WRITTEN PROBLEM: Print out every record exactly as it appears.

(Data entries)
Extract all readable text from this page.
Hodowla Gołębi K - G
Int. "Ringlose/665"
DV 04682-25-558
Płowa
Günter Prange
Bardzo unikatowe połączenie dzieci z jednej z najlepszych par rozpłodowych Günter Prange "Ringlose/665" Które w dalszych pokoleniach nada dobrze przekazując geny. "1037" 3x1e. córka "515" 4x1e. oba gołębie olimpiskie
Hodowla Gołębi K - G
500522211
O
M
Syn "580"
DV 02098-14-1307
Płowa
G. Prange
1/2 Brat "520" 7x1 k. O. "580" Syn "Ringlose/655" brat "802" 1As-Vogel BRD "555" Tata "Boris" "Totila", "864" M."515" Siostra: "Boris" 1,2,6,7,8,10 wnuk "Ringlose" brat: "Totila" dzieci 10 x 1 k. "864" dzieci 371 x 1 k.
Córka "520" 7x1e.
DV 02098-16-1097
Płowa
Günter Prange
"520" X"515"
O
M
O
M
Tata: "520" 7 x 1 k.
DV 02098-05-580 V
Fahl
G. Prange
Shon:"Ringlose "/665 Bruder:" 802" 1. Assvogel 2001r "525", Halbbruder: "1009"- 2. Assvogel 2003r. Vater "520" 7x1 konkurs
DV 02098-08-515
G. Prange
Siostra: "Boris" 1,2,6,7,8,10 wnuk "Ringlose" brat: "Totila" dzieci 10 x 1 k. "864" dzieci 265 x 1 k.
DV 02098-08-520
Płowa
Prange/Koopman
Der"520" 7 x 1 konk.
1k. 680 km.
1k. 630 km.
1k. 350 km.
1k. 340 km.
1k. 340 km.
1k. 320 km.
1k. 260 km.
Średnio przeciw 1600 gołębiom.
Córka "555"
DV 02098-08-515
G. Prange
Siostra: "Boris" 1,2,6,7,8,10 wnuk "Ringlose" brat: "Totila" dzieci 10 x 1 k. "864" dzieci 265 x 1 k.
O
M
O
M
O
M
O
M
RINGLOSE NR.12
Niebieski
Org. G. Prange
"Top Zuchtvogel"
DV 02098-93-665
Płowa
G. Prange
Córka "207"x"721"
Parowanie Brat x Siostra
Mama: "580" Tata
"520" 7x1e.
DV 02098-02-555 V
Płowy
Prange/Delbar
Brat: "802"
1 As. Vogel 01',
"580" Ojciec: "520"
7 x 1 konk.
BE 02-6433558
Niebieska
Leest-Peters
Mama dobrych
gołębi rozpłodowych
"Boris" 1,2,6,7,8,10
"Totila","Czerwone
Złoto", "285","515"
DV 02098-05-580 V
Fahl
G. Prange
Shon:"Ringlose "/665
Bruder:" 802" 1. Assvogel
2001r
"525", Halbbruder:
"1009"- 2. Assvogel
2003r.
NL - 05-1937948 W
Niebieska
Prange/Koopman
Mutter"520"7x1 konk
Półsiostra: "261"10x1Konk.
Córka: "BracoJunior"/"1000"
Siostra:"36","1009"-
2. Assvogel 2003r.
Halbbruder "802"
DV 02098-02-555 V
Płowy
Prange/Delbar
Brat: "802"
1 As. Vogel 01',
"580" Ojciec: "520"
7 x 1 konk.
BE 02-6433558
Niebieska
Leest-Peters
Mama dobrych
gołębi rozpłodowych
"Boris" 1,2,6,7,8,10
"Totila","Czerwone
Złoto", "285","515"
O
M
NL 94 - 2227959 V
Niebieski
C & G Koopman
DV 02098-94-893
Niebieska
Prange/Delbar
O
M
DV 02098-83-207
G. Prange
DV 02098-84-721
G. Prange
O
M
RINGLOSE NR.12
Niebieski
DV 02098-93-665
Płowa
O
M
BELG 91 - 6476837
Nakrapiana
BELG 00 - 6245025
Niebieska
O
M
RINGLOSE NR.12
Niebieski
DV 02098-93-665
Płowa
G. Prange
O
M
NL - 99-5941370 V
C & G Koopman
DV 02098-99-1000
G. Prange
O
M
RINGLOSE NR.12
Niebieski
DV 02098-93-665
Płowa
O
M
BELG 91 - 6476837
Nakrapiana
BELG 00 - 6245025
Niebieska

RESPONSE TO THIS TASK:
Extract all readable text from this page.
Hodowla Gołębi K - G
Int. "Ringlose/665"
DV 04682-25-558
Płowa
Günter Prange
Bardzo unikatowe połączenie dzieci z jednej z najlepszych par rozpłodowych Günter Prange "Ringlose/665" Które w dalszych pokoleniach nada dobrze przekazując geny. "1037" 3x1e. córka "515" 4x1e. oba gołębie olimpiskie
Hodowla Gołębi K - G
500522211
O
M
Syn "580"
DV 02098-14-1307
Płowa
G. Prange
1/2 Brat "520" 7x1 k. O. "580" Syn "Ringlose/655" brat "802" 1As-Vogel BRD "555" Tata "Boris" "Totila", "864" M."515" Siostra: "Boris" 1,2,6,7,8,10 wnuk "Ringlose" brat: "Totila" dzieci 10 x 1 k. "864" dzieci 371 x 1 k.
Córka "520" 7x1e.
DV 02098-16-1097
Płowa
Günter Prange
"520" X"515"
O
M
O
M
Tata: "520" 7 x 1 k.
DV 02098-05-580 V
Fahl
G. Prange
Shon:"Ringlose "/665 Bruder:" 802" 1. Assvogel 2001r "525", Halbbruder: "1009"- 2. Assvogel 2003r. Vater "520" 7x1 konkurs
DV 02098-08-515
G. Prange
Siostra: "Boris" 1,2,6,7,8,10 wnuk "Ringlose" brat: "Totila" dzieci 10 x 1 k. "864" dzieci 265 x 1 k.
DV 02098-08-520
Płowa
Prange/Koopman
Der"520" 7 x 1 konk.
1k. 680 km.
1k. 630 km.
1k. 350 km.
1k. 340 km.
1k. 340 km.
1k. 320 km.
1k. 260 km.
Średnio przeciw 1600 gołębiom.
Córka "555"
DV 02098-08-515
G. Prange
Siostra: "Boris" 1,2,6,7,8,10 wnuk "Ringlose" brat: "Totila" dzieci 10 x 1 k. "864" dzieci 265 x 1 k.
O
M
O
M
O
M
O
M
RINGLOSE NR.12
Niebieski
Org. G. Prange
"Top Zuchtvogel"
DV 02098-93-665
Płowa
G. Prange
Córka "207"x"721"
Parowanie Brat x Siostra
Mama: "580" Tata
"520" 7x1e.
DV 02098-02-555 V
Płowy
Prange/Delbar
Brat: "802"
1 As. Vogel 01',
"580" Ojciec: "520"
7 x 1 konk.
BE 02-6433558
Niebieska
Leest-Peters
Mama dobrych
gołębi rozpłodowych
"Boris" 1,2,6,7,8,10
"Totila","Czerwone
Złoto", "285","515"
DV 02098-05-580 V
Fahl
G. Prange
Shon:"Ringlose "/665
Bruder:" 802" 1. Assvogel
2001r
"525", Halbbruder:
"1009"- 2. Assvogel
2003r.
NL - 05-1937948 W
Niebieska
Prange/Koopman
Mutter"520"7x1 konk
Półsiostra: "261"10x1Konk.
Córka: "BracoJunior"/"1000"
Siostra:"36","1009"-
2. Assvogel 2003r.
Halbbruder "802"
DV 02098-02-555 V
Płowy
Prange/Delbar
Brat: "802"
1 As. Vogel 01',
"580" Ojciec: "520"
7 x 1 konk.
BE 02-6433558
Niebieska
Leest-Peters
Mama dobrych
gołębi rozpłodowych
"Boris" 1,2,6,7,8,10
"Totila","Czerwone
Złoto", "285","515"
O
M
NL 94 - 2227959 V
Niebieski
C & G Koopman
DV 02098-94-893
Niebieska
Prange/Delbar
O
M
DV 02098-83-207
G. Prange
DV 02098-84-721
G. Prange
O
M
RINGLOSE NR.12
Niebieski
DV 02098-93-665
Płowa
O
M
BELG 91 - 6476837
Nakrapiana
BELG 00 - 6245025
Niebieska
O
M
RINGLOSE NR.12
Niebieski
DV 02098-93-665
Płowa
G. Prange
O
M
NL - 99-5941370 V
C & G Koopman
DV 02098-99-1000
G. Prange
O
M
RINGLOSE NR.12
Niebieski
DV 02098-93-665
Płowa
O
M
BELG 91 - 6476837
Nakrapiana
BELG 00 - 6245025
Niebieska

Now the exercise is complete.